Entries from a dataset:

++++++++

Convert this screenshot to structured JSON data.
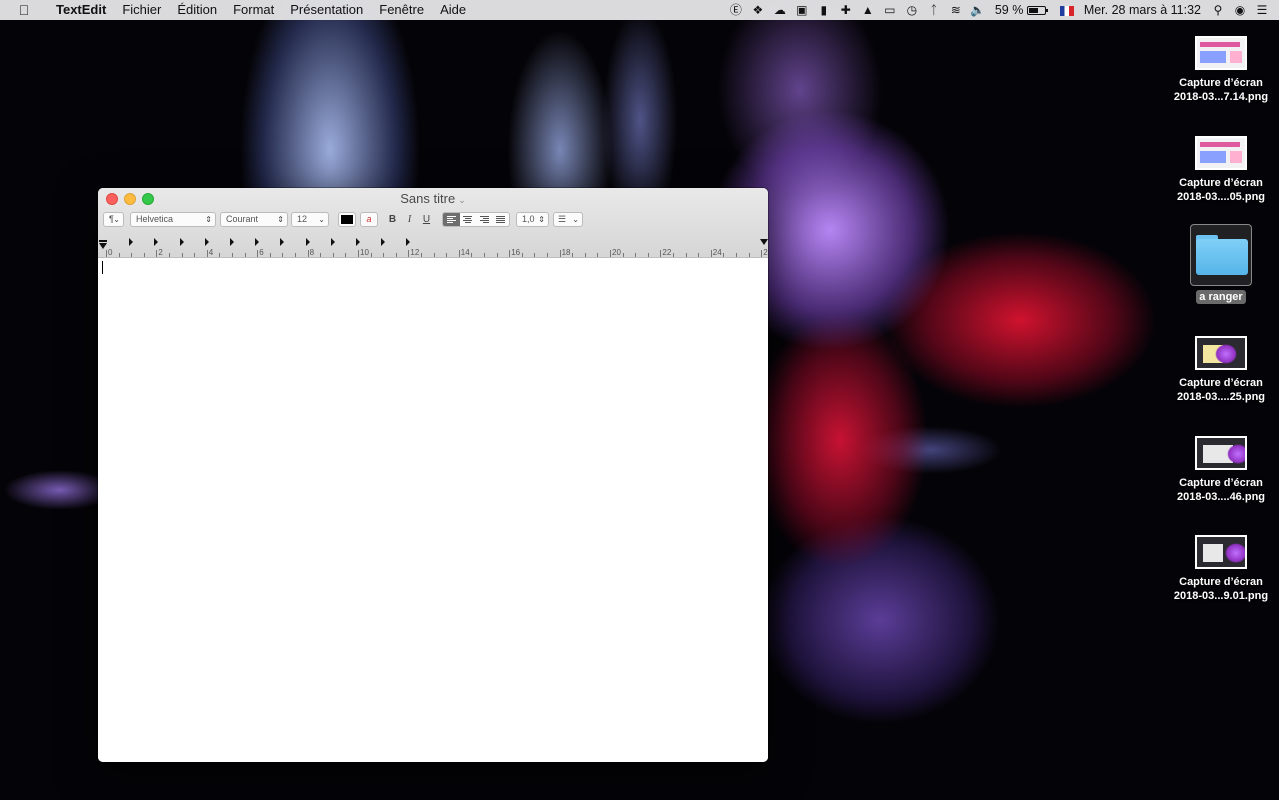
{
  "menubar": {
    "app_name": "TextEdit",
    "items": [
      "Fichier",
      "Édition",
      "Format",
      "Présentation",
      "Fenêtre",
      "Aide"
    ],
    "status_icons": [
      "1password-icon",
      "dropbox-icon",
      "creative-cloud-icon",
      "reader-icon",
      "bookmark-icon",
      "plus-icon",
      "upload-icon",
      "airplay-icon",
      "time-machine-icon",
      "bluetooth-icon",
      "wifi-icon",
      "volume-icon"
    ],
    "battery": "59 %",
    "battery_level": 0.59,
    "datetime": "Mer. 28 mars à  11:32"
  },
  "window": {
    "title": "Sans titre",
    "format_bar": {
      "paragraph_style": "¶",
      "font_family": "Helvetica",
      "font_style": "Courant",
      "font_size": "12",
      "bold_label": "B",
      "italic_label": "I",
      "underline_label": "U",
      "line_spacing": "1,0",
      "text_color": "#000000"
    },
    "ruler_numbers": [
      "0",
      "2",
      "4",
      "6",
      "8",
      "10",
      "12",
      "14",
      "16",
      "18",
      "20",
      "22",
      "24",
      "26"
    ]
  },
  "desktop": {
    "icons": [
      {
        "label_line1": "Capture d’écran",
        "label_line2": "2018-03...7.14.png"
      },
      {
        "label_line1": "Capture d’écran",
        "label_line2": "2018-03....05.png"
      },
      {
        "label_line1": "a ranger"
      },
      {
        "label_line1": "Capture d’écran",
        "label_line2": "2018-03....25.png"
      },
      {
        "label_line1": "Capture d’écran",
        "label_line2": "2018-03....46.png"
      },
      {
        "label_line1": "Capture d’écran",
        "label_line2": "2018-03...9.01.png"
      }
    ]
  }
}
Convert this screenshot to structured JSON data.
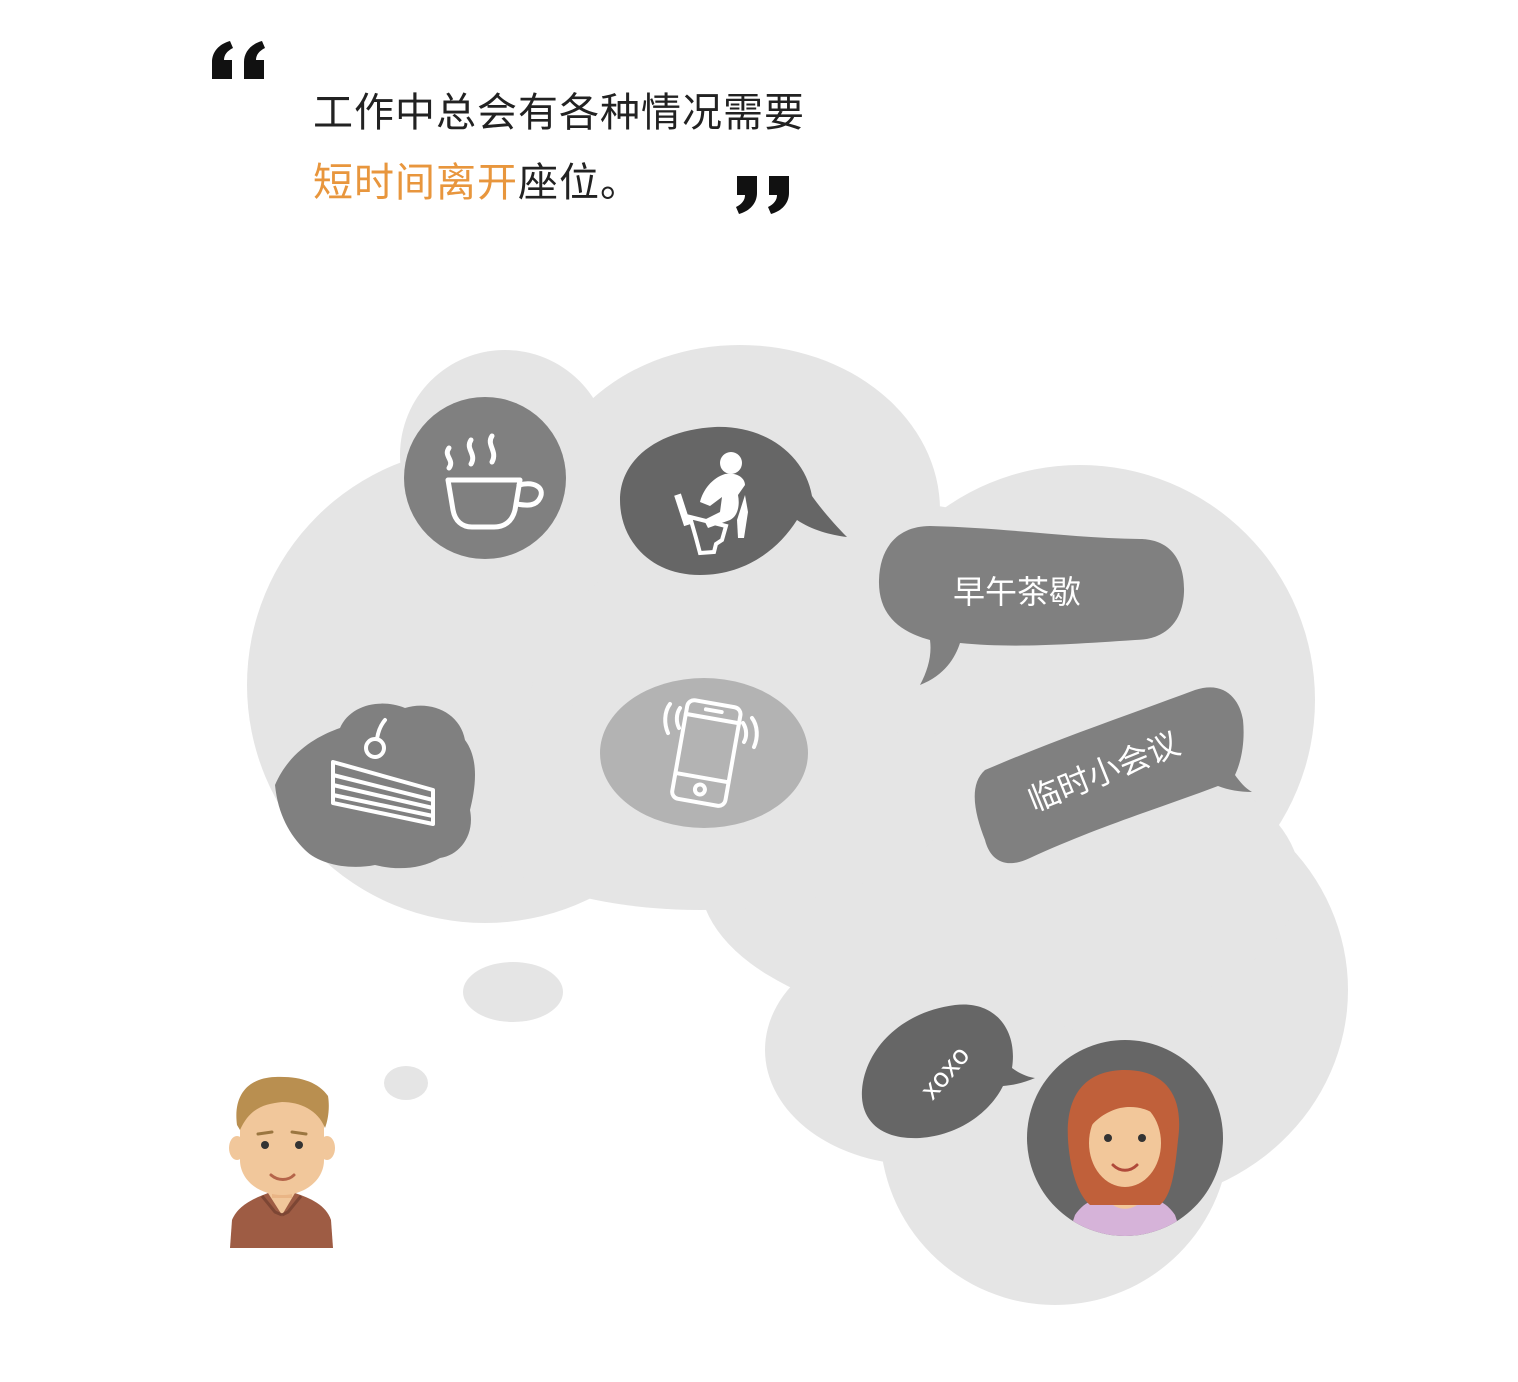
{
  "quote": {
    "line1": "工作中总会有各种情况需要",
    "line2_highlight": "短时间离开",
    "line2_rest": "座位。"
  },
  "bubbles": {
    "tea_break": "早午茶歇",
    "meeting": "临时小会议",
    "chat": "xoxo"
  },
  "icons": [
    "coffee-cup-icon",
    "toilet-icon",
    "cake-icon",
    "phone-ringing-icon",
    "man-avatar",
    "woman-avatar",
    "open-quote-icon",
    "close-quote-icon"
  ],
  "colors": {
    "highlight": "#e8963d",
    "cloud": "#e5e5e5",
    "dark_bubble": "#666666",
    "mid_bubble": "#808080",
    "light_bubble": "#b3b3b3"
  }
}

++++++++

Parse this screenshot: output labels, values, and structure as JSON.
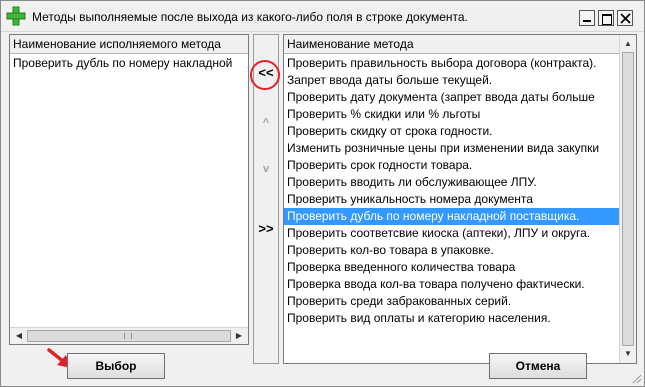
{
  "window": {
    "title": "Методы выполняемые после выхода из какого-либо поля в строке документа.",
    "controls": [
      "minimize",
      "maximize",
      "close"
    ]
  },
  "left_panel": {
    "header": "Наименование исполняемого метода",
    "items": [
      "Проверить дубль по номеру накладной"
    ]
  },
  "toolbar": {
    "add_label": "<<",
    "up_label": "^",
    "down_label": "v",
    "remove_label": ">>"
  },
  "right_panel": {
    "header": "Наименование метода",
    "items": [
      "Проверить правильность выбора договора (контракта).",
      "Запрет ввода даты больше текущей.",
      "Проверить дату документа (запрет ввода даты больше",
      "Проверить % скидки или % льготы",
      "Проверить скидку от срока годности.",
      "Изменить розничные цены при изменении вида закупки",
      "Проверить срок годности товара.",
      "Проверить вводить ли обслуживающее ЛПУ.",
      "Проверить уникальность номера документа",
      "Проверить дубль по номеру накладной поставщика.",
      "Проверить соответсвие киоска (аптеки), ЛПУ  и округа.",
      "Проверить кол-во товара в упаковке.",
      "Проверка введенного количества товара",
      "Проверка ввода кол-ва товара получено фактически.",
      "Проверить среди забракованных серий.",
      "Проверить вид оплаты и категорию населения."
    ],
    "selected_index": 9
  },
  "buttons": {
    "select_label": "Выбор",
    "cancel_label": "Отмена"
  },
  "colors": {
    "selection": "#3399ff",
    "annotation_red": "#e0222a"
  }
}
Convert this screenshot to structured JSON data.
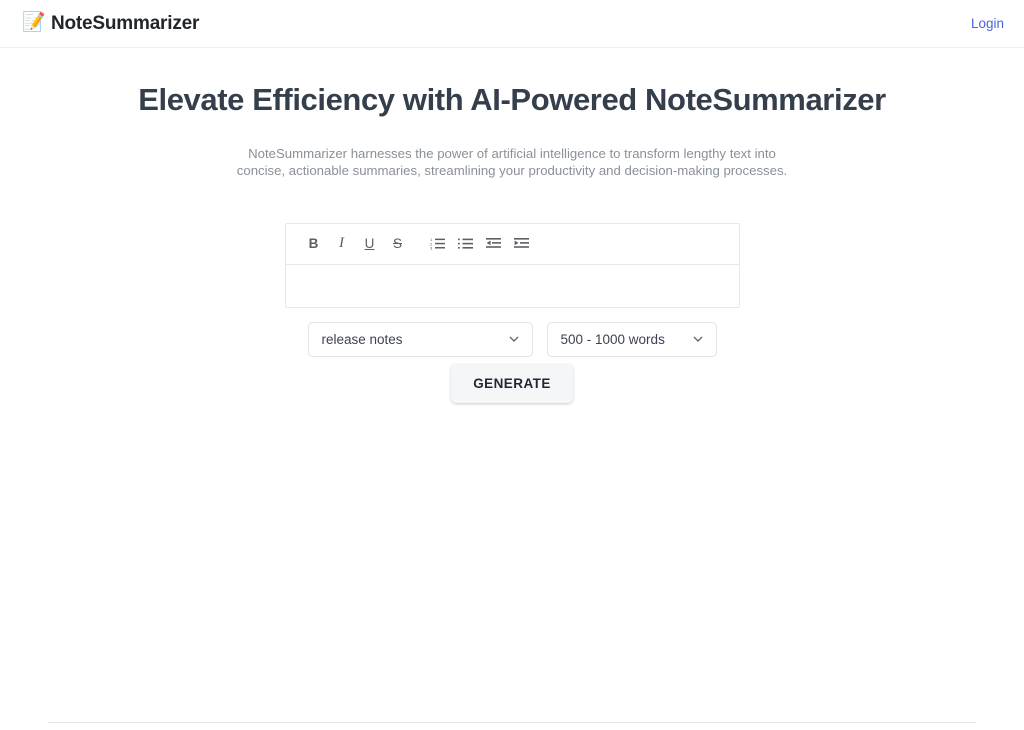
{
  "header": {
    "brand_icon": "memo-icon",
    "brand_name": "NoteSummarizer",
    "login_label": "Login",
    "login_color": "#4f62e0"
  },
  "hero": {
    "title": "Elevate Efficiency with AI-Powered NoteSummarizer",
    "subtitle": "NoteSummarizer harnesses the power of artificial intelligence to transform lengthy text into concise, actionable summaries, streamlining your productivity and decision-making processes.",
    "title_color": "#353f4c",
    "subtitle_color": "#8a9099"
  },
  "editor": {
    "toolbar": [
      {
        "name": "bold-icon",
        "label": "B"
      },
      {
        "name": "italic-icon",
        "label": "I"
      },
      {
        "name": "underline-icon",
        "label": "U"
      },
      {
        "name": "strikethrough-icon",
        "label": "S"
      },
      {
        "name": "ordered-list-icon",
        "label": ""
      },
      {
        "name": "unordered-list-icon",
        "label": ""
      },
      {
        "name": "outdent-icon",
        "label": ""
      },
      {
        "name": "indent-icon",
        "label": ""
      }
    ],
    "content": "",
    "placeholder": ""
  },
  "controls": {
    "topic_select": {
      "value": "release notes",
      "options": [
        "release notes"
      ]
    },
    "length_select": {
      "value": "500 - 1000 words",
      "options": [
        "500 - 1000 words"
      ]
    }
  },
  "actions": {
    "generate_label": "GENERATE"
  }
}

++++++++

Where a line contains the string "номеру", extract that line.

**Answer in full**:
      "Проверить дубль по номеру накладной"
      "Проверить дубль по номеру накладной поставщика.",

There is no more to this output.